* **WRITTEN EXERCISE**:
Read through the entries below and return each line with the word "tariffs".

--

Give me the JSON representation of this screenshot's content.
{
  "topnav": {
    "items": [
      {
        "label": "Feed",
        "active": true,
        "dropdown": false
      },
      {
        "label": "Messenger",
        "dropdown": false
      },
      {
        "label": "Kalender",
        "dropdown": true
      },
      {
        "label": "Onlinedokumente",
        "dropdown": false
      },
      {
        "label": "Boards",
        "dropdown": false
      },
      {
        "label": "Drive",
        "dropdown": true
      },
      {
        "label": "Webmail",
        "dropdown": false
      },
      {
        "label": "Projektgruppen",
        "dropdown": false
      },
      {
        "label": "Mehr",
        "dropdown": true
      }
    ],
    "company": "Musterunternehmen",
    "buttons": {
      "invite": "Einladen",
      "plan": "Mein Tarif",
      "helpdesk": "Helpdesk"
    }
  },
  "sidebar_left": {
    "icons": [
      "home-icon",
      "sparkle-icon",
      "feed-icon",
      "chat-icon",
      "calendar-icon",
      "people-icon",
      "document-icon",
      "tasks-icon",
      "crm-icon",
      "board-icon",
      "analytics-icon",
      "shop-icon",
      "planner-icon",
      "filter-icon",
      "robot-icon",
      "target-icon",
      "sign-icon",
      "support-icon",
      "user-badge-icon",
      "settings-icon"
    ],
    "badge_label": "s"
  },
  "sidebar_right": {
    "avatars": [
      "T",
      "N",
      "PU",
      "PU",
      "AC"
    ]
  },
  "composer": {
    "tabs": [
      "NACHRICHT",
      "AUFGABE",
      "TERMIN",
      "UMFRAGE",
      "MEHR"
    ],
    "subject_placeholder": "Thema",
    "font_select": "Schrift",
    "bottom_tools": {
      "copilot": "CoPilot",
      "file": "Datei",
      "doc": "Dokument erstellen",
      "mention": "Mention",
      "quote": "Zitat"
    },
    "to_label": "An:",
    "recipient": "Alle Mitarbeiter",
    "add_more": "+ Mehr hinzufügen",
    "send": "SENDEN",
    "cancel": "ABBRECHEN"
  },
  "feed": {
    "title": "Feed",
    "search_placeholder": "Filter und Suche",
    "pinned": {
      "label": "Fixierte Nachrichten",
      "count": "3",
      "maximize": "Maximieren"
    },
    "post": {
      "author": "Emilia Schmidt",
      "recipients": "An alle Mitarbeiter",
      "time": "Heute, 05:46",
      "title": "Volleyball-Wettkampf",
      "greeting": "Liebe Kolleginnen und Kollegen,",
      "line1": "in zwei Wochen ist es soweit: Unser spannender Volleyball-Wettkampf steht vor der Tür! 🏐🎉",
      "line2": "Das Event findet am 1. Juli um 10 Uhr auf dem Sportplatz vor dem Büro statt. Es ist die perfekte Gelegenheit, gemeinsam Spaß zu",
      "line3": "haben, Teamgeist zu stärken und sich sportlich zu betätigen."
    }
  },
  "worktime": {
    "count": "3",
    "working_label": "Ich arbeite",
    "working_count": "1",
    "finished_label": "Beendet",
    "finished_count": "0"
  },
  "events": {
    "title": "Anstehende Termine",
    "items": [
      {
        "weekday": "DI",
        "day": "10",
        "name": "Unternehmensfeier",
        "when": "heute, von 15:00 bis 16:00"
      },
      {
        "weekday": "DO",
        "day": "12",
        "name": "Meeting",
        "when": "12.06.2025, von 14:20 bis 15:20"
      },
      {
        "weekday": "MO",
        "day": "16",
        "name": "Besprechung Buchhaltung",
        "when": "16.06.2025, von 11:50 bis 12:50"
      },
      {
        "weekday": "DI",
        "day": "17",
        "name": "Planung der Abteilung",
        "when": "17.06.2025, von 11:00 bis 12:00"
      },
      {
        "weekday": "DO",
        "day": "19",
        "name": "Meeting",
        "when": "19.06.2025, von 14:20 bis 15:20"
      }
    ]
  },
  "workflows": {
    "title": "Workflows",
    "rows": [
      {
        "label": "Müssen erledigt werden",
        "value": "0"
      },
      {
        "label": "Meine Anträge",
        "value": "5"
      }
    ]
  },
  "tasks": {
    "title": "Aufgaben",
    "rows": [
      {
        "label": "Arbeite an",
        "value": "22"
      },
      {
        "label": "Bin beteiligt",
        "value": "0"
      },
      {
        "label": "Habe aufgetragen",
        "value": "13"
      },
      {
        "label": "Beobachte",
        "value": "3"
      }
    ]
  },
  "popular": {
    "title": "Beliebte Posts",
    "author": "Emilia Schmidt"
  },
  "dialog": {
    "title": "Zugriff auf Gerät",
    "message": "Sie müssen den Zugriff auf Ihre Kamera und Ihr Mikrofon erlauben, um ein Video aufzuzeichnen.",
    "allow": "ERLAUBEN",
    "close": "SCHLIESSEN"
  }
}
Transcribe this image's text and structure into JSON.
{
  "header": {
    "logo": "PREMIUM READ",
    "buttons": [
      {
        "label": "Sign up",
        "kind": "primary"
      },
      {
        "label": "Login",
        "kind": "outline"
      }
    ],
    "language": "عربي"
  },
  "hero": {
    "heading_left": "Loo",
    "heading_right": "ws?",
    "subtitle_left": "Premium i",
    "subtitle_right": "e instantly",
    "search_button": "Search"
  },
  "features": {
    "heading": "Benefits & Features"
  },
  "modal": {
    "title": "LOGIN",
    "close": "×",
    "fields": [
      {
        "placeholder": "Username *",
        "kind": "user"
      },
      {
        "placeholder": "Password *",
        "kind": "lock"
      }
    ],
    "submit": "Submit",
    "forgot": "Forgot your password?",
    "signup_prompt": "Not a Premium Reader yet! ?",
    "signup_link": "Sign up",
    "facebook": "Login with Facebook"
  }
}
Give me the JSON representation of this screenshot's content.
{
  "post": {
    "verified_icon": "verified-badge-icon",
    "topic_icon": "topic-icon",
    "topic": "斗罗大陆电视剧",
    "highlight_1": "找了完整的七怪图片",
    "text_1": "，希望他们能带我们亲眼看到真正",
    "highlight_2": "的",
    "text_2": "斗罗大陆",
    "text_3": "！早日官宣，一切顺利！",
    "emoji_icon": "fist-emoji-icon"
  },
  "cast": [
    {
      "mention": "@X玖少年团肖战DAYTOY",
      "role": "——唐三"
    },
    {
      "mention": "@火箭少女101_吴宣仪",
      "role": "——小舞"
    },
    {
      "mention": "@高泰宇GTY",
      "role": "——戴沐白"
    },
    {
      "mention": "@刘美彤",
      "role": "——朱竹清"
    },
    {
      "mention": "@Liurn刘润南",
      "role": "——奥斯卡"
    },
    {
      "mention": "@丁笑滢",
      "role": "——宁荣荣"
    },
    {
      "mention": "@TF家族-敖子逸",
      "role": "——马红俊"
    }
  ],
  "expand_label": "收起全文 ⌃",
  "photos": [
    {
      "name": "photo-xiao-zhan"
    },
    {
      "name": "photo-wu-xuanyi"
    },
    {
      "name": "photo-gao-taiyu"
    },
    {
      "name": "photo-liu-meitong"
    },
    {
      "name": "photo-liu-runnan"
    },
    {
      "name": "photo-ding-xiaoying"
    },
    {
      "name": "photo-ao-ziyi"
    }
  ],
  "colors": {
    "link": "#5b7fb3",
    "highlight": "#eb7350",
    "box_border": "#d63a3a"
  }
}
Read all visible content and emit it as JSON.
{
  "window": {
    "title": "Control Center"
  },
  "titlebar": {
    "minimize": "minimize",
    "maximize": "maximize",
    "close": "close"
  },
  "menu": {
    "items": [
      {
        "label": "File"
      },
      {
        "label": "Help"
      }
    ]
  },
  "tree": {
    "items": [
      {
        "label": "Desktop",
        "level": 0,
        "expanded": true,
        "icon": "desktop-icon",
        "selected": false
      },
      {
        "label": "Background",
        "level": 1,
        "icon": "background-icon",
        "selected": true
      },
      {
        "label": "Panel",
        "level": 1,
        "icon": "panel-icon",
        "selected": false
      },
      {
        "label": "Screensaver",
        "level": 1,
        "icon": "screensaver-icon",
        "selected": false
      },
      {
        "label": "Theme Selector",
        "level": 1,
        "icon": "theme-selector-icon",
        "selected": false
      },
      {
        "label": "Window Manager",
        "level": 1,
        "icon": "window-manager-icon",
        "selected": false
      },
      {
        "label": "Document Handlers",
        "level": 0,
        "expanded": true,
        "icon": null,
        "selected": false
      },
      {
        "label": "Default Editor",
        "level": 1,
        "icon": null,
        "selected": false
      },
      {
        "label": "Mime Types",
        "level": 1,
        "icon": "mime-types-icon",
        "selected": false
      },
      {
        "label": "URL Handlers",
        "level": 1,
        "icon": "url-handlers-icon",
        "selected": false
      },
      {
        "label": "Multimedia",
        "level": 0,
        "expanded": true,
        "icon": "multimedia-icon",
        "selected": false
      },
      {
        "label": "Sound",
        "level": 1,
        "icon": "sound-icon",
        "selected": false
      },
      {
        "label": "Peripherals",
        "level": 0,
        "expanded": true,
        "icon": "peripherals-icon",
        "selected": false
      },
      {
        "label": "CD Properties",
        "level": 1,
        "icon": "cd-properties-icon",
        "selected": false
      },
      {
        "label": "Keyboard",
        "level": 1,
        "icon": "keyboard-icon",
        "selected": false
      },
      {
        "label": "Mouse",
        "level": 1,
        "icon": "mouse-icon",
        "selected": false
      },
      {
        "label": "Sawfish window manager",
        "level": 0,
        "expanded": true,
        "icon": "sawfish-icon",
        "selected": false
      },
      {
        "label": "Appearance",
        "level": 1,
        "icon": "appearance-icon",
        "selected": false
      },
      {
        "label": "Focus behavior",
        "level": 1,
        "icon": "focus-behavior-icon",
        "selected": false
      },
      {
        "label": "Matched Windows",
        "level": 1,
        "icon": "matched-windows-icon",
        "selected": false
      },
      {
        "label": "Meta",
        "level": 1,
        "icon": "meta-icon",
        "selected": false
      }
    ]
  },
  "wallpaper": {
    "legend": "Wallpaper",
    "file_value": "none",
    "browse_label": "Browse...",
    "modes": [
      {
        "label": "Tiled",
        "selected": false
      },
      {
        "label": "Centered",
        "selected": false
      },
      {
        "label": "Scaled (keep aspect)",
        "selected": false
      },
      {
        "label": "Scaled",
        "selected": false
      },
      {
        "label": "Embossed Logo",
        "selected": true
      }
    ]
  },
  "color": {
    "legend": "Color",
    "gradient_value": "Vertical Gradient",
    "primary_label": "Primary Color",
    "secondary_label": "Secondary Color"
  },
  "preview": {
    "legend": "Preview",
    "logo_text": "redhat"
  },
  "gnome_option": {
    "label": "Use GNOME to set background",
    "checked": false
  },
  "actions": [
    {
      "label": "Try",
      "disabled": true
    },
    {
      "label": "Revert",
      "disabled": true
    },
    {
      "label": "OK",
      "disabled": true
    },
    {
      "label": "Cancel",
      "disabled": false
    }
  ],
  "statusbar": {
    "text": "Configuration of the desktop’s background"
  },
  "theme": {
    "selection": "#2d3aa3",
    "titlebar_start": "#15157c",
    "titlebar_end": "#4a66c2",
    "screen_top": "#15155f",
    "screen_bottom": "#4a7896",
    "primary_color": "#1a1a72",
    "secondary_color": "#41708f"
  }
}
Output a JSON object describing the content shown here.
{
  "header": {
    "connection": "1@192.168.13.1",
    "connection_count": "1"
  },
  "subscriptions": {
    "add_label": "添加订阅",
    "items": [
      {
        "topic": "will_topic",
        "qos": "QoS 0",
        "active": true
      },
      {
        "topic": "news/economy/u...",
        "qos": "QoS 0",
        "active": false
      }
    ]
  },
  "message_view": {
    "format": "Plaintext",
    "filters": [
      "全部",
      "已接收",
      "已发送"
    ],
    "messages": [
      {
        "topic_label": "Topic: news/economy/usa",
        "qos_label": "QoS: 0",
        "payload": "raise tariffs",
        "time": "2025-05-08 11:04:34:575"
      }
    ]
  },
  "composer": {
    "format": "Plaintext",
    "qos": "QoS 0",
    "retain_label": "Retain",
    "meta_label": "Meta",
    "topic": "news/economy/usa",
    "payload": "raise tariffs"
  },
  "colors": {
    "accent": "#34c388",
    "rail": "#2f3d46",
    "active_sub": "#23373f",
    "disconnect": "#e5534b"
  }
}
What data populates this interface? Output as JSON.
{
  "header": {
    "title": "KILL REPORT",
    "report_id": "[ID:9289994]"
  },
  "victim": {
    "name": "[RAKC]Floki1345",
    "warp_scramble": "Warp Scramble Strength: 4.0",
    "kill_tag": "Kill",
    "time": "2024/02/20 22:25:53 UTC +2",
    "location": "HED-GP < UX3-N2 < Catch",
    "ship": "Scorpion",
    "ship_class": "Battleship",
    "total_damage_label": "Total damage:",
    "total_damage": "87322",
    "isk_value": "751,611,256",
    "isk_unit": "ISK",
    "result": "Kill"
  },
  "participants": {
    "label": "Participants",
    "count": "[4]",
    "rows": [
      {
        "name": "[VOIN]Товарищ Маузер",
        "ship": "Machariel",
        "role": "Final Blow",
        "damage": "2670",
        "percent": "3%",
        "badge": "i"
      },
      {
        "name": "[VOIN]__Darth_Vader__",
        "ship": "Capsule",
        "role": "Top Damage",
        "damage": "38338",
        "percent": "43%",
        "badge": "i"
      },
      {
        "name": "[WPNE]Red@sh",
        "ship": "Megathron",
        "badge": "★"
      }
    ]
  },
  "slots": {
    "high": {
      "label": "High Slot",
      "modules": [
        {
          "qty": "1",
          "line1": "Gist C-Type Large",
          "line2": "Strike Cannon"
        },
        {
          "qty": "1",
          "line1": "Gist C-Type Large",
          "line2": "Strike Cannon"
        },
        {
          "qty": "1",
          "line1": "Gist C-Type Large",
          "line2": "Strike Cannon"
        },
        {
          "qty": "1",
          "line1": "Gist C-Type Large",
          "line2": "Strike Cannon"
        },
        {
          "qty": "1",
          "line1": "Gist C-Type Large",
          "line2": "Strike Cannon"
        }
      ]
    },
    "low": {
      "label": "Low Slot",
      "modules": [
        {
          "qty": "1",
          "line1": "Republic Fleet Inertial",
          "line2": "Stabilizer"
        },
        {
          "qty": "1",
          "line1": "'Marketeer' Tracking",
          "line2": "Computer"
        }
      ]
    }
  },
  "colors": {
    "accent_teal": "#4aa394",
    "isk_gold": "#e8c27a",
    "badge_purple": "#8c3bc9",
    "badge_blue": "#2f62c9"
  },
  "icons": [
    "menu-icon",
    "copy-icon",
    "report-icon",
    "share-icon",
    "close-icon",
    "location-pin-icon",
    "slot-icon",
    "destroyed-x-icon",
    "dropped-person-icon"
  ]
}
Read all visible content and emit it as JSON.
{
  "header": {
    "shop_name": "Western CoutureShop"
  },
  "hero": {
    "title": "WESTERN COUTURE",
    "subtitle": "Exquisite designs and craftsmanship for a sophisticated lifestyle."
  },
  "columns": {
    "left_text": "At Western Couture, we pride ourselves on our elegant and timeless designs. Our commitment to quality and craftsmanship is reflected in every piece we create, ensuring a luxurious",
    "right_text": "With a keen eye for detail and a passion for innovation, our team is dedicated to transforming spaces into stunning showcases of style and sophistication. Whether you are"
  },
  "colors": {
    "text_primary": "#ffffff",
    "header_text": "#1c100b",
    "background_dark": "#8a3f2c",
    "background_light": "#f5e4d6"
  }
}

--

* **TASK RESPONSE**:
        "payload": "raise tariffs",
    "payload": "raise tariffs"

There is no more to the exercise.